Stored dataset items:
########

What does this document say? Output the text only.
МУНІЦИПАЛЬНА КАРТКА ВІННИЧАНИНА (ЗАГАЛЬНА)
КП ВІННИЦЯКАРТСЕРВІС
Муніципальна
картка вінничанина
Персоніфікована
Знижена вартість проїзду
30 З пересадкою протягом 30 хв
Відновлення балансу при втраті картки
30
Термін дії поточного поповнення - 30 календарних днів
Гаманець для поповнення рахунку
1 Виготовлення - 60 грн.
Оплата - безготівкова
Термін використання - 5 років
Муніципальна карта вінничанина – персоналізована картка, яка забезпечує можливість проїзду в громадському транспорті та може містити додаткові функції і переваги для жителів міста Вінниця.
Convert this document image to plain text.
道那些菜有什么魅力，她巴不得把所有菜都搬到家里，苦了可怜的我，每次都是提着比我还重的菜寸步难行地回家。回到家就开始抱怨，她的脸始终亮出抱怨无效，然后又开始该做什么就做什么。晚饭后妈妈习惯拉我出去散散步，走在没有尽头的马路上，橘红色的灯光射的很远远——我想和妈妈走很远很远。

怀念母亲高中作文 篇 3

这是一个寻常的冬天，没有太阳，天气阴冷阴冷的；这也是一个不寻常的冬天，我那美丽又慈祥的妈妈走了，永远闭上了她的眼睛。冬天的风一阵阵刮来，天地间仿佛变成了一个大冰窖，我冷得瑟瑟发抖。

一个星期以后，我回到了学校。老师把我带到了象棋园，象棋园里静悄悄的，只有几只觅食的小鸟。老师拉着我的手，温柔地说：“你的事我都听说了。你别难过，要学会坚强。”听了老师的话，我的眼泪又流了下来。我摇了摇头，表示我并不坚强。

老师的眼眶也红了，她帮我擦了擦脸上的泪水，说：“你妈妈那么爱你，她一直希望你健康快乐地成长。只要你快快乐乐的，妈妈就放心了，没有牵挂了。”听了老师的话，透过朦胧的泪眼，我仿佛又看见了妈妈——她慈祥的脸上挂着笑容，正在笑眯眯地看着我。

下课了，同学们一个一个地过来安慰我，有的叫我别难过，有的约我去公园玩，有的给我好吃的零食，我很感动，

########

Look above for the line containing "Convert this document image to plain text."; copy from it through the last line, exactly, and nothing more.

- **Solution for this task**
Convert this document image to plain text.
道那些菜有什么魅力，她巴不得把所有菜都搬到家里，苦了可怜的我，每次都是提着比我还重的菜寸步难行地回家。回到家就开始抱怨，她的脸始终亮出抱怨无效，然后又开始该做什么就做什么。晚饭后妈妈习惯拉我出去散散步，走在没有尽头的马路上，橘红色的灯光射的很远远——我想和妈妈走很远很远。

怀念母亲高中作文 篇 3

这是一个寻常的冬天，没有太阳，天气阴冷阴冷的；这也是一个不寻常的冬天，我那美丽又慈祥的妈妈走了，永远闭上了她的眼睛。冬天的风一阵阵刮来，天地间仿佛变成了一个大冰窖，我冷得瑟瑟发抖。

一个星期以后，我回到了学校。老师把我带到了象棋园，象棋园里静悄悄的，只有几只觅食的小鸟。老师拉着我的手，温柔地说：“你的事我都听说了。你别难过，要学会坚强。”听了老师的话，我的眼泪又流了下来。我摇了摇头，表示我并不坚强。

老师的眼眶也红了，她帮我擦了擦脸上的泪水，说：“你妈妈那么爱你，她一直希望你健康快乐地成长。只要你快快乐乐的，妈妈就放心了，没有牵挂了。”听了老师的话，透过朦胧的泪眼，我仿佛又看见了妈妈——她慈祥的脸上挂着笑容，正在笑眯眯地看着我。

下课了，同学们一个一个地过来安慰我，有的叫我别难过，有的约我去公园玩，有的给我好吃的零食，我很感动，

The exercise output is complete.